◆ **Brano di origine**:
(di Francesco De Filippo)
MARCO PACINI, ZONA CRITICA
(MELTEMI/ATLANTIDE, PP.165, EURO 15) Il giornalista e saggista
Marco Pacini anche in questo libro fa pesare, in modo forte, la
consapevolezza di essere alla vigilia di qualcosa di terribile.
Ne scaturisce in modo naturale la domanda se il genere umano ce
la farà. Ma nessuno è in grado di dare una risposta. "Ci avviamo
alla sesta estinzione di massa, provocata però dall'uomo"
stavolta, è lapidario Pacini.
La Zona critica è un luogo geografico, la gola di Olduvai in
Tanzania, dove cominciò l'evoluzione umana, ma è anche un luogo
dell'immaginario, quello dove tutto cominciò e tutto potrebbe
finire, e della mente, sociale: l'insieme delle "prossimità
critiche" che costituiscono l'habitat di Homo sapiens e di altre
specie della tarda modernità.

◆ **Dati forniti**:
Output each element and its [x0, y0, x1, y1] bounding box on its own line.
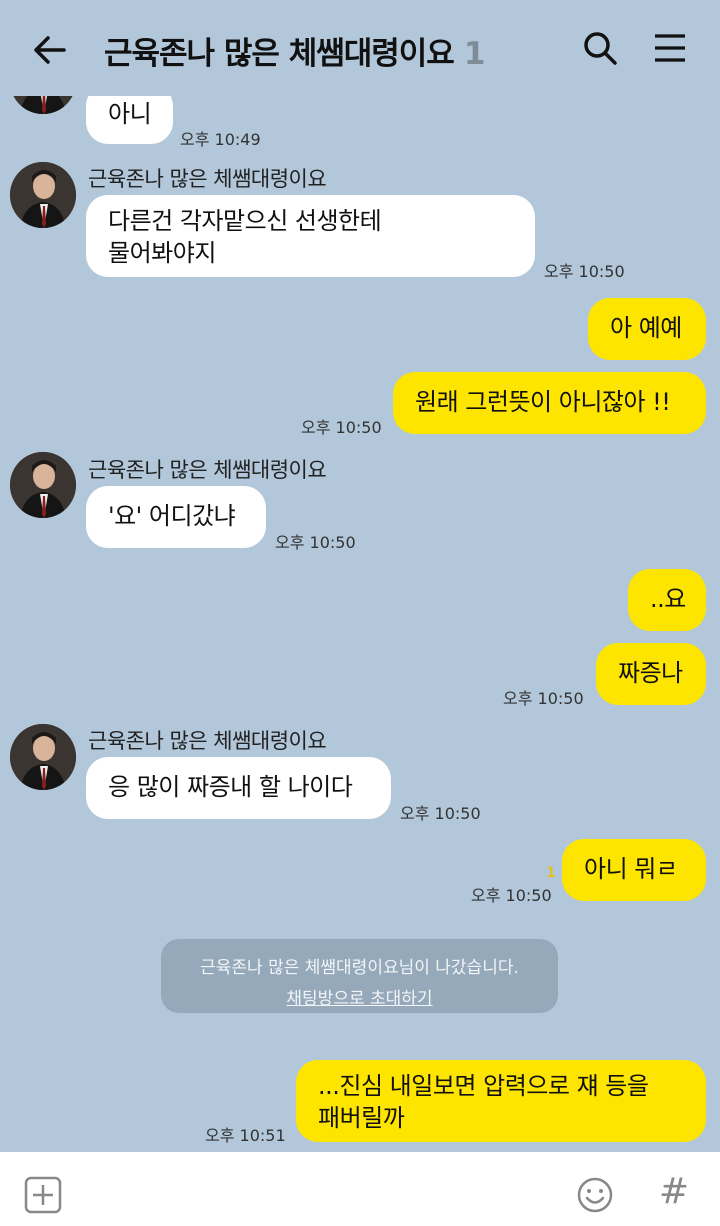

--

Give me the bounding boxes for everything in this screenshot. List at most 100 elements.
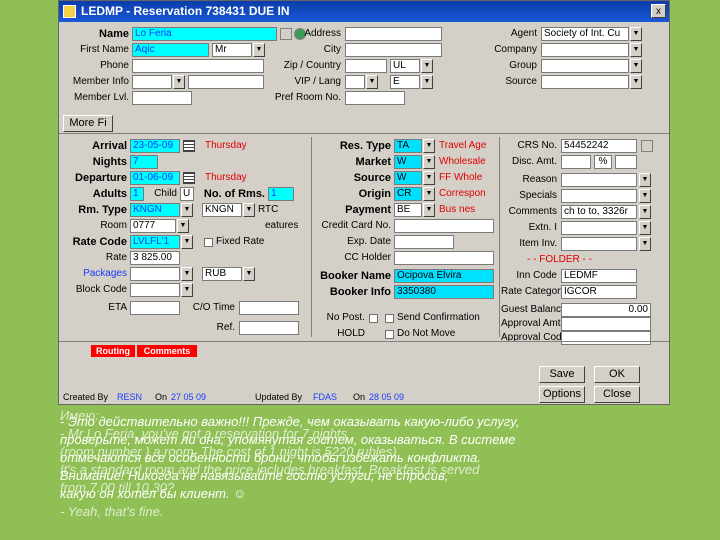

◆ **Compito breve 1**: In quale paese si trova la gola di Olduvai, secondo il brano?
◆ **Compito breve 2**: Traduci in inglese questa frase del brano: "Ma nessuno è in grado di dare una risposta."
◆ **Compito breve 3**: Per favore, estrai dal brano, parola per parola, il tratto da "stavolta, è lapidario" fino a "della tarda modernità.".
Le voci non servono.

◆ **Risposta al compito 1**: In Tanzania.

◆ **Risposta al compito 2**: But no one is able to give an answer.

◆ **Risposta al compito 3**:
stavolta, è lapidario Pacini.
La Zona critica è un luogo geografico, la gola di Olduvai in
Tanzania, dove cominciò l'evoluzione umana, ma è anche un luogo
dell'immaginario, quello dove tutto cominciò e tutto potrebbe
finire, e della mente, sociale: l'insieme delle "prossimità
critiche" che costituiscono l'habitat di Homo sapiens e di altre
specie della tarda modernità.